== Given task ==
Retype all of the items below, changing nothing.

··· Provided records ···

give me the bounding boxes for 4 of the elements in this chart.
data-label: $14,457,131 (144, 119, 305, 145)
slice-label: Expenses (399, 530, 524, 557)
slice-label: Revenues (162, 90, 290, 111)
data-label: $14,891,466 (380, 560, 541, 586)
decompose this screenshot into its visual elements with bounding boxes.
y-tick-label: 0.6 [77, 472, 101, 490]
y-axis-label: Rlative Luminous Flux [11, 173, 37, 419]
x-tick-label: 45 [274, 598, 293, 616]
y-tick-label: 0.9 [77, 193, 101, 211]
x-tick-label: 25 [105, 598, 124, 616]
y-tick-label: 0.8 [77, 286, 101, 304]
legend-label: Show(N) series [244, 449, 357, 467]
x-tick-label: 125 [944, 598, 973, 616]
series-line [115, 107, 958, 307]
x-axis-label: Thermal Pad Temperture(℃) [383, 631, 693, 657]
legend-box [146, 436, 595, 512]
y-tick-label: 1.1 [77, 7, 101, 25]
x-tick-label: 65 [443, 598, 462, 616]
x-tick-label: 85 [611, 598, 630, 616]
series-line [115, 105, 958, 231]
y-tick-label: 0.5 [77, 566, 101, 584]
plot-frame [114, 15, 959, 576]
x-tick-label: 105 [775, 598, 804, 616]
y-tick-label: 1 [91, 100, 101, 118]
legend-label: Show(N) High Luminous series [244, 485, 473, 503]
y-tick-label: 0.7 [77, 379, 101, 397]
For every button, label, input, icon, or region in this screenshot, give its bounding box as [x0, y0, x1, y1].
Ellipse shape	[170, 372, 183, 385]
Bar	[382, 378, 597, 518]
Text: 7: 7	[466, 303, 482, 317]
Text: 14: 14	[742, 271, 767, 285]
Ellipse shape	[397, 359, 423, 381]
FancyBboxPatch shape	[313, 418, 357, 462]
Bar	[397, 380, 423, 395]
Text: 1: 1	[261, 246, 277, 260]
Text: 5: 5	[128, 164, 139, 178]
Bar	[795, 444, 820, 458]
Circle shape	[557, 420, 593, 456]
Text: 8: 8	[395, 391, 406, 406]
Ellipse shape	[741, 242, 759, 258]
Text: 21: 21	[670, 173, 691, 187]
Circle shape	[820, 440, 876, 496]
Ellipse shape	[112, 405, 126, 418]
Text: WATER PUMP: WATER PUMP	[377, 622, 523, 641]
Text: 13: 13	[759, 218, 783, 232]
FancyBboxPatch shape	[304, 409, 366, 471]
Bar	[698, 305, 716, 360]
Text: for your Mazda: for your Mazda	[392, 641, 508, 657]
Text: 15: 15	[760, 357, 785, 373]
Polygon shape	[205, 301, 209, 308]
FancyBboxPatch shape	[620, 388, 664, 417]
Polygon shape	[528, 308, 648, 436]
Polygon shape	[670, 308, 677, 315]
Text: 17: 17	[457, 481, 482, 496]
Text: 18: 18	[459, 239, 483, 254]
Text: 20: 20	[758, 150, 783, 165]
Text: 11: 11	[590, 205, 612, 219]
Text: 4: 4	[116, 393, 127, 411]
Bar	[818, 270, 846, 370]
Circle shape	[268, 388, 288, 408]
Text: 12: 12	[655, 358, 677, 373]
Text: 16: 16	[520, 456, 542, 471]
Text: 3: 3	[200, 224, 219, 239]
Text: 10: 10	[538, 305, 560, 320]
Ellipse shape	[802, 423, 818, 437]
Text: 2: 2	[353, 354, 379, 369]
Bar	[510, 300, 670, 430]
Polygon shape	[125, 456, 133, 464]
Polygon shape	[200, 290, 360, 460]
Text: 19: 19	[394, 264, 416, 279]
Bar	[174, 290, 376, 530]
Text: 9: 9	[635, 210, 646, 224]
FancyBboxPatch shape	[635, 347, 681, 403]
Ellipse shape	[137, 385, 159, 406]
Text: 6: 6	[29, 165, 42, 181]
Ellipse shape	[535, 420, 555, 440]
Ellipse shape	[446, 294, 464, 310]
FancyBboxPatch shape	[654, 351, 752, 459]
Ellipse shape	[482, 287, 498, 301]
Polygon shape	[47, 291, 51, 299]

···

== Result of this task ==
give me the bounding boxes for 4 of the elements in this chart.
data-label: $14,457,131 (144, 119, 305, 145)
slice-label: Expenses (399, 530, 524, 557)
slice-label: Revenues (162, 90, 290, 111)
data-label: $14,891,466 (380, 560, 541, 586)
decompose this screenshot into its visual elements with bounding boxes.
y-tick-label: 0.6 [77, 472, 101, 490]
y-axis-label: Rlative Luminous Flux [11, 173, 37, 419]
x-tick-label: 45 [274, 598, 293, 616]
y-tick-label: 0.9 [77, 193, 101, 211]
x-tick-label: 25 [105, 598, 124, 616]
y-tick-label: 0.8 [77, 286, 101, 304]
legend-label: Show(N) series [244, 449, 357, 467]
x-tick-label: 125 [944, 598, 973, 616]
series-line [115, 107, 958, 307]
x-axis-label: Thermal Pad Temperture(℃) [383, 631, 693, 657]
legend-box [146, 436, 595, 512]
y-tick-label: 1.1 [77, 7, 101, 25]
x-tick-label: 65 [443, 598, 462, 616]
x-tick-label: 85 [611, 598, 630, 616]
series-line [115, 105, 958, 231]
y-tick-label: 0.5 [77, 566, 101, 584]
plot-frame [114, 15, 959, 576]
x-tick-label: 105 [775, 598, 804, 616]
y-tick-label: 1 [91, 100, 101, 118]
legend-label: Show(N) High Luminous series [244, 485, 473, 503]
y-tick-label: 0.7 [77, 379, 101, 397]
For every button, label, input, icon, or region in this screenshot, give its bounding box as [x0, y0, x1, y1].
Ellipse shape	[170, 372, 183, 385]
Bar	[382, 378, 597, 518]
Text: 7: 7	[466, 303, 482, 317]
Text: 14: 14	[742, 271, 767, 285]
Ellipse shape	[397, 359, 423, 381]
FancyBboxPatch shape	[313, 418, 357, 462]
Bar	[397, 380, 423, 395]
Text: 1: 1	[261, 246, 277, 260]
Text: 5: 5	[128, 164, 139, 178]
Bar	[795, 444, 820, 458]
Circle shape	[557, 420, 593, 456]
Text: 8: 8	[395, 391, 406, 406]
Ellipse shape	[741, 242, 759, 258]
Text: 21: 21	[670, 173, 691, 187]
Circle shape	[820, 440, 876, 496]
Ellipse shape	[112, 405, 126, 418]
Text: WATER PUMP: WATER PUMP	[377, 622, 523, 641]
Text: 13: 13	[759, 218, 783, 232]
FancyBboxPatch shape	[304, 409, 366, 471]
Bar	[698, 305, 716, 360]
Text: for your Mazda: for your Mazda	[392, 641, 508, 657]
Text: 15: 15	[760, 357, 785, 373]
Polygon shape	[205, 301, 209, 308]
FancyBboxPatch shape	[620, 388, 664, 417]
Polygon shape	[528, 308, 648, 436]
Polygon shape	[670, 308, 677, 315]
Text: 17: 17	[457, 481, 482, 496]
Text: 18: 18	[459, 239, 483, 254]
Text: 20: 20	[758, 150, 783, 165]
Text: 11: 11	[590, 205, 612, 219]
Text: 4: 4	[116, 393, 127, 411]
Bar	[818, 270, 846, 370]
Circle shape	[268, 388, 288, 408]
Text: 12: 12	[655, 358, 677, 373]
Text: 16: 16	[520, 456, 542, 471]
Text: 3: 3	[200, 224, 219, 239]
Text: 10: 10	[538, 305, 560, 320]
Ellipse shape	[802, 423, 818, 437]
Text: 2: 2	[353, 354, 379, 369]
Bar	[510, 300, 670, 430]
Polygon shape	[125, 456, 133, 464]
Polygon shape	[200, 290, 360, 460]
Text: 19: 19	[394, 264, 416, 279]
Bar	[174, 290, 376, 530]
Text: 9: 9	[635, 210, 646, 224]
FancyBboxPatch shape	[635, 347, 681, 403]
Ellipse shape	[137, 385, 159, 406]
Text: 6: 6	[29, 165, 42, 181]
Ellipse shape	[535, 420, 555, 440]
Ellipse shape	[446, 294, 464, 310]
FancyBboxPatch shape	[654, 351, 752, 459]
Ellipse shape	[482, 287, 498, 301]
Polygon shape	[47, 291, 51, 299]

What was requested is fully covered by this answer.